[START ROWS]

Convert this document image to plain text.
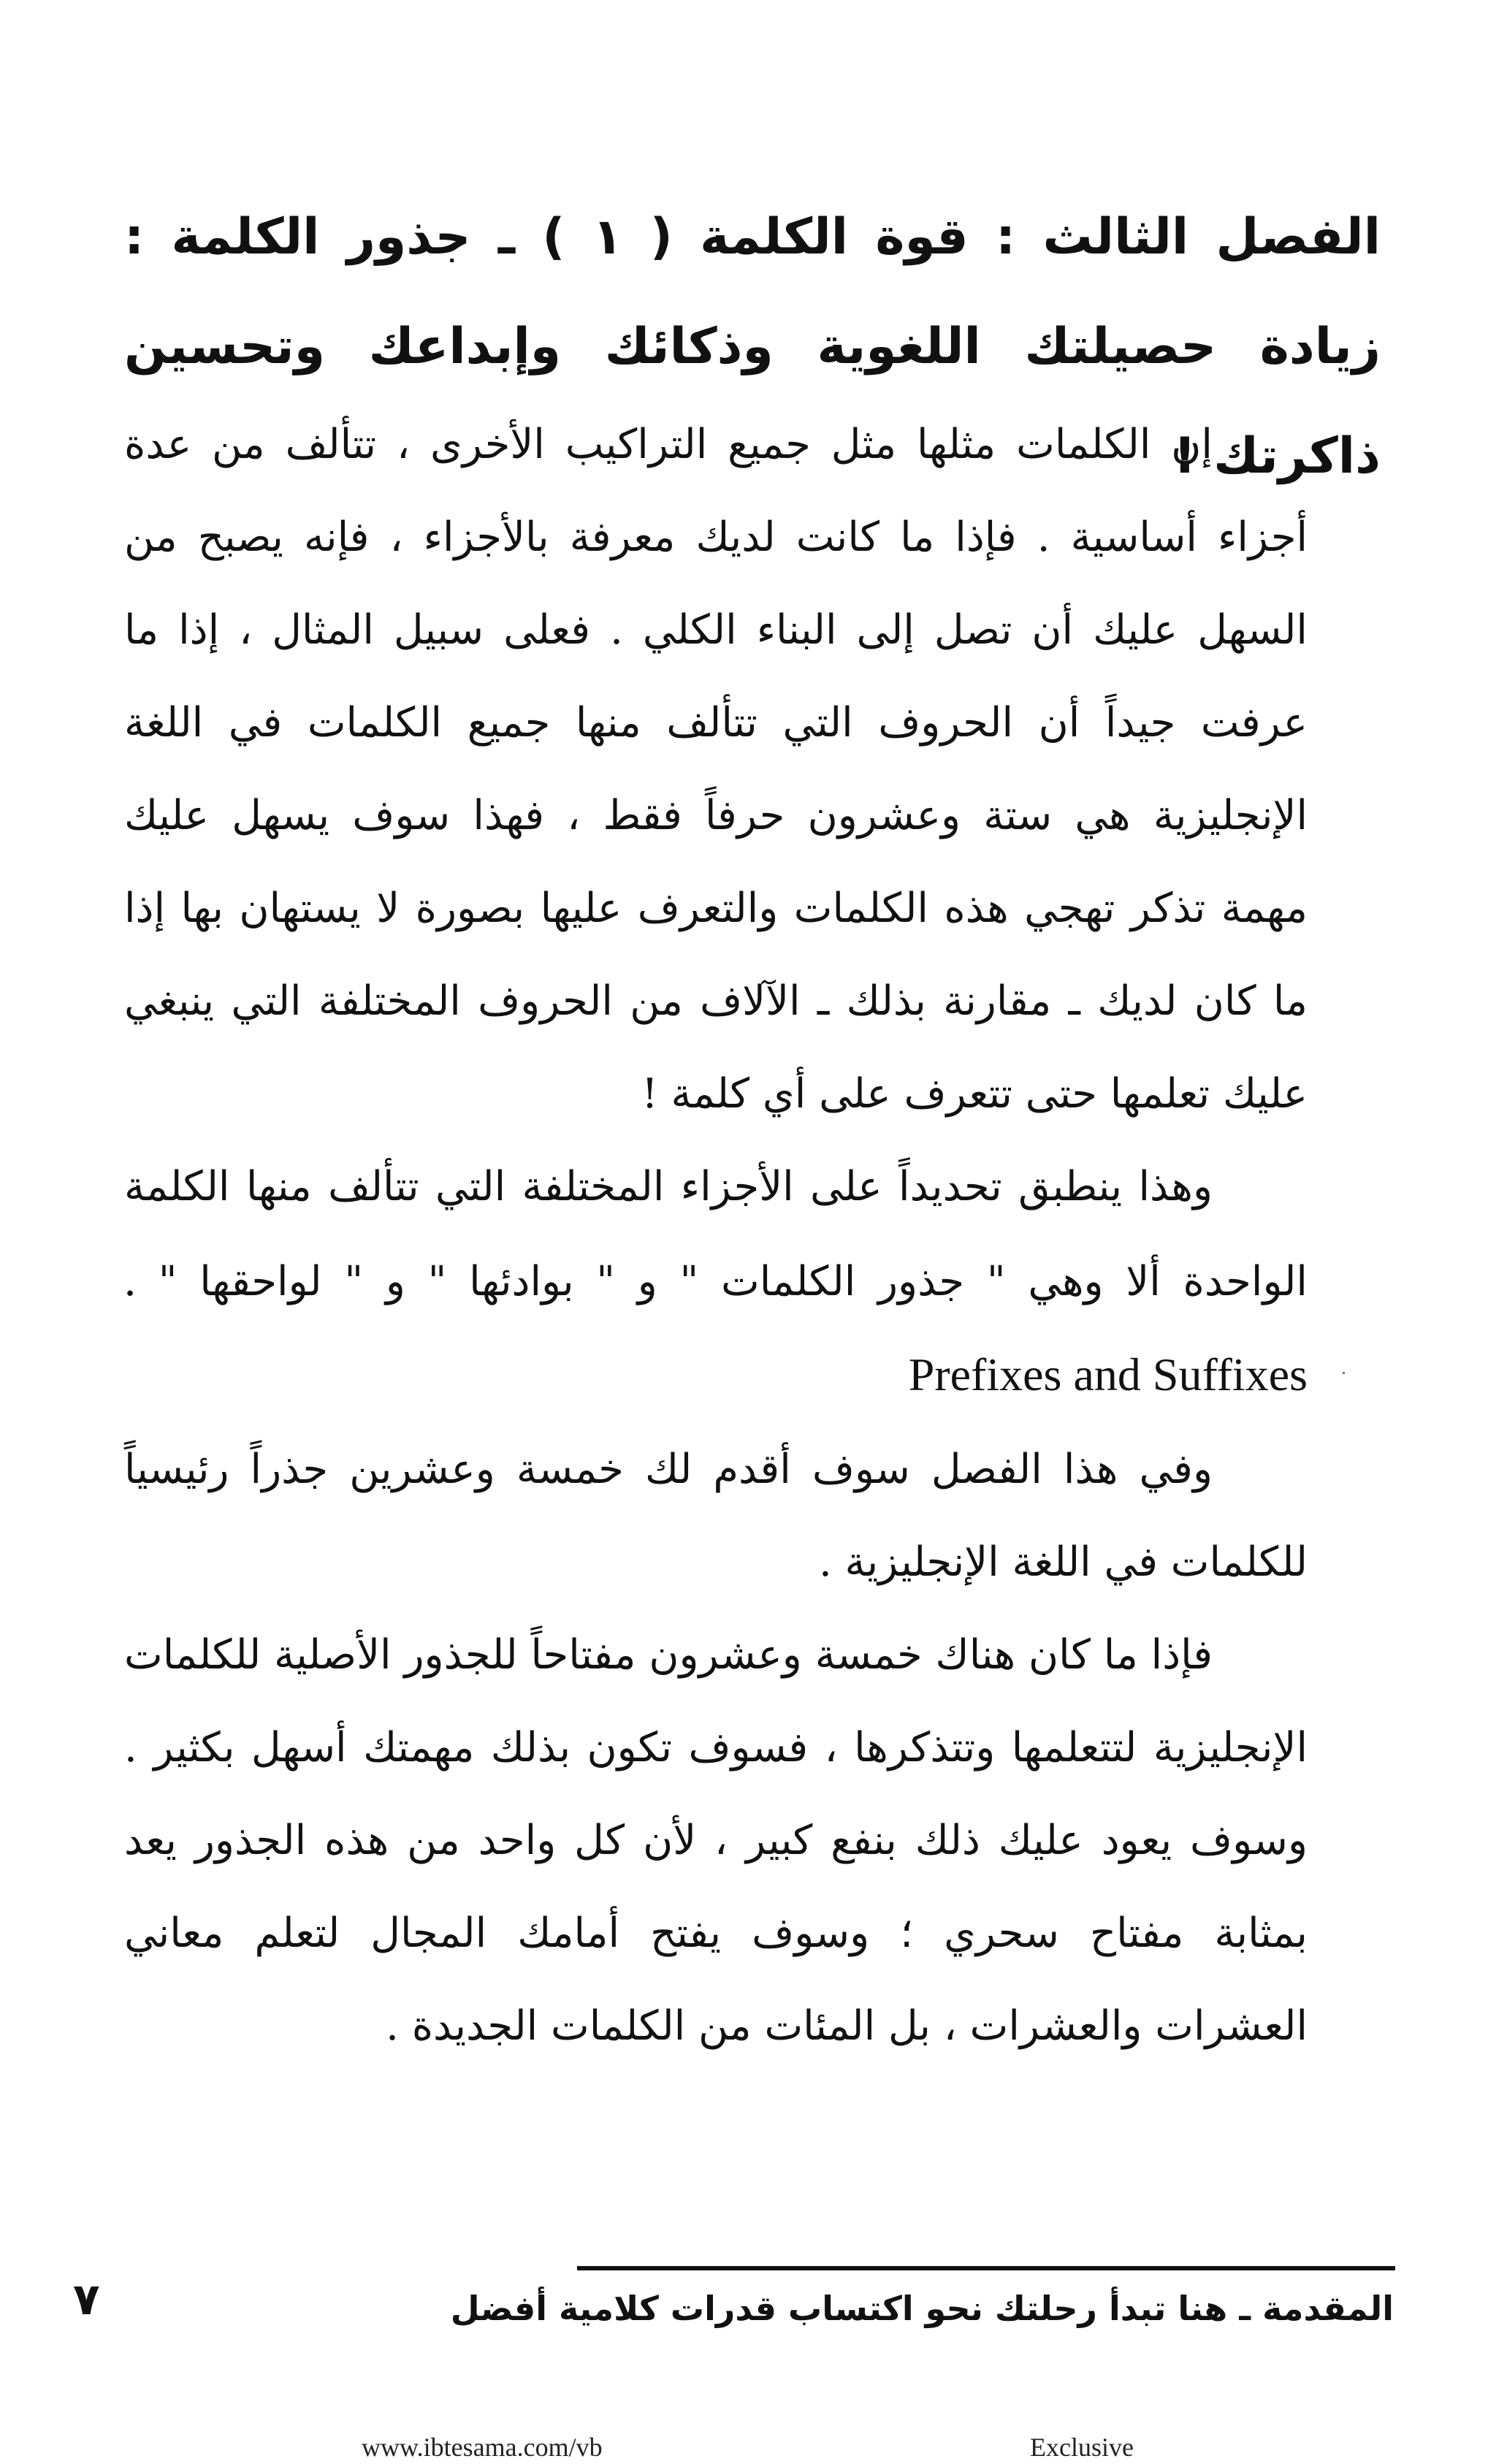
الفصل الثالث : قوة الكلمة ( ١ ) ـ جذور الكلمة : زيادة حصيلتك اللغوية وذكائك وإبداعك وتحسين ذاكرتك !

إن الكلمات مثلها مثل جميع التراكيب الأخرى ، تتألف من عدة أجزاء أساسية . فإذا ما كانت لديك معرفة بالأجزاء ، فإنه يصبح من السهل عليك أن تصل إلى البناء الكلي . فعلى سبيل المثال ، إذا ما عرفت جيداً أن الحروف التي تتألف منها جميع الكلمات في اللغة الإنجليزية هي ستة وعشرون حرفاً فقط ، فهذا سوف يسهل عليك مهمة تذكر تهجي هذه الكلمات والتعرف عليها بصورة لا يستهان بها إذا ما كان لديك ـ مقارنة بذلك ـ الآلاف من الحروف المختلفة التي ينبغي عليك تعلمها حتى تتعرف على أي كلمة !

وهذا ينطبق تحديداً على الأجزاء المختلفة التي تتألف منها الكلمة الواحدة ألا وهي " جذور الكلمات " و " بوادئها " و " لواحقها " . Prefixes and Suffixes

وفي هذا الفصل سوف أقدم لك خمسة وعشرين جذراً رئيسياً للكلمات في اللغة الإنجليزية .

فإذا ما كان هناك خمسة وعشرون مفتاحاً للجذور الأصلية للكلمات الإنجليزية لتتعلمها وتتذكرها ، فسوف تكون بذلك مهمتك أسهل بكثير . وسوف يعود عليك ذلك بنفع كبير ، لأن كل واحد من هذه الجذور يعد بمثابة مفتاح سحري ؛ وسوف يفتح أمامك المجال لتعلم معاني العشرات والعشرات ، بل المئات من الكلمات الجديدة .

المقدمة ـ هنا تبدأ رحلتك نحو اكتساب قدرات كلامية أفضل
٧
www.ibtesama.com/vb	Exclusive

[END ROWS]

Pictures stay out; repeat all the rest of the records exactly.

__RESULT FOR THIS EXERCISE__
Convert this document image to plain text.
الفصل الثالث : قوة الكلمة ( ١ ) ـ جذور الكلمة : زيادة حصيلتك اللغوية وذكائك وإبداعك وتحسين ذاكرتك !

إن الكلمات مثلها مثل جميع التراكيب الأخرى ، تتألف من عدة أجزاء أساسية . فإذا ما كانت لديك معرفة بالأجزاء ، فإنه يصبح من السهل عليك أن تصل إلى البناء الكلي . فعلى سبيل المثال ، إذا ما عرفت جيداً أن الحروف التي تتألف منها جميع الكلمات في اللغة الإنجليزية هي ستة وعشرون حرفاً فقط ، فهذا سوف يسهل عليك مهمة تذكر تهجي هذه الكلمات والتعرف عليها بصورة لا يستهان بها إذا ما كان لديك ـ مقارنة بذلك ـ الآلاف من الحروف المختلفة التي ينبغي عليك تعلمها حتى تتعرف على أي كلمة !

وهذا ينطبق تحديداً على الأجزاء المختلفة التي تتألف منها الكلمة الواحدة ألا وهي " جذور الكلمات " و " بوادئها " و " لواحقها " . Prefixes and Suffixes

وفي هذا الفصل سوف أقدم لك خمسة وعشرين جذراً رئيسياً للكلمات في اللغة الإنجليزية .

فإذا ما كان هناك خمسة وعشرون مفتاحاً للجذور الأصلية للكلمات الإنجليزية لتتعلمها وتتذكرها ، فسوف تكون بذلك مهمتك أسهل بكثير . وسوف يعود عليك ذلك بنفع كبير ، لأن كل واحد من هذه الجذور يعد بمثابة مفتاح سحري ؛ وسوف يفتح أمامك المجال لتعلم معاني العشرات والعشرات ، بل المئات من الكلمات الجديدة .

المقدمة ـ هنا تبدأ رحلتك نحو اكتساب قدرات كلامية أفضل
٧
www.ibtesama.com/vb	Exclusive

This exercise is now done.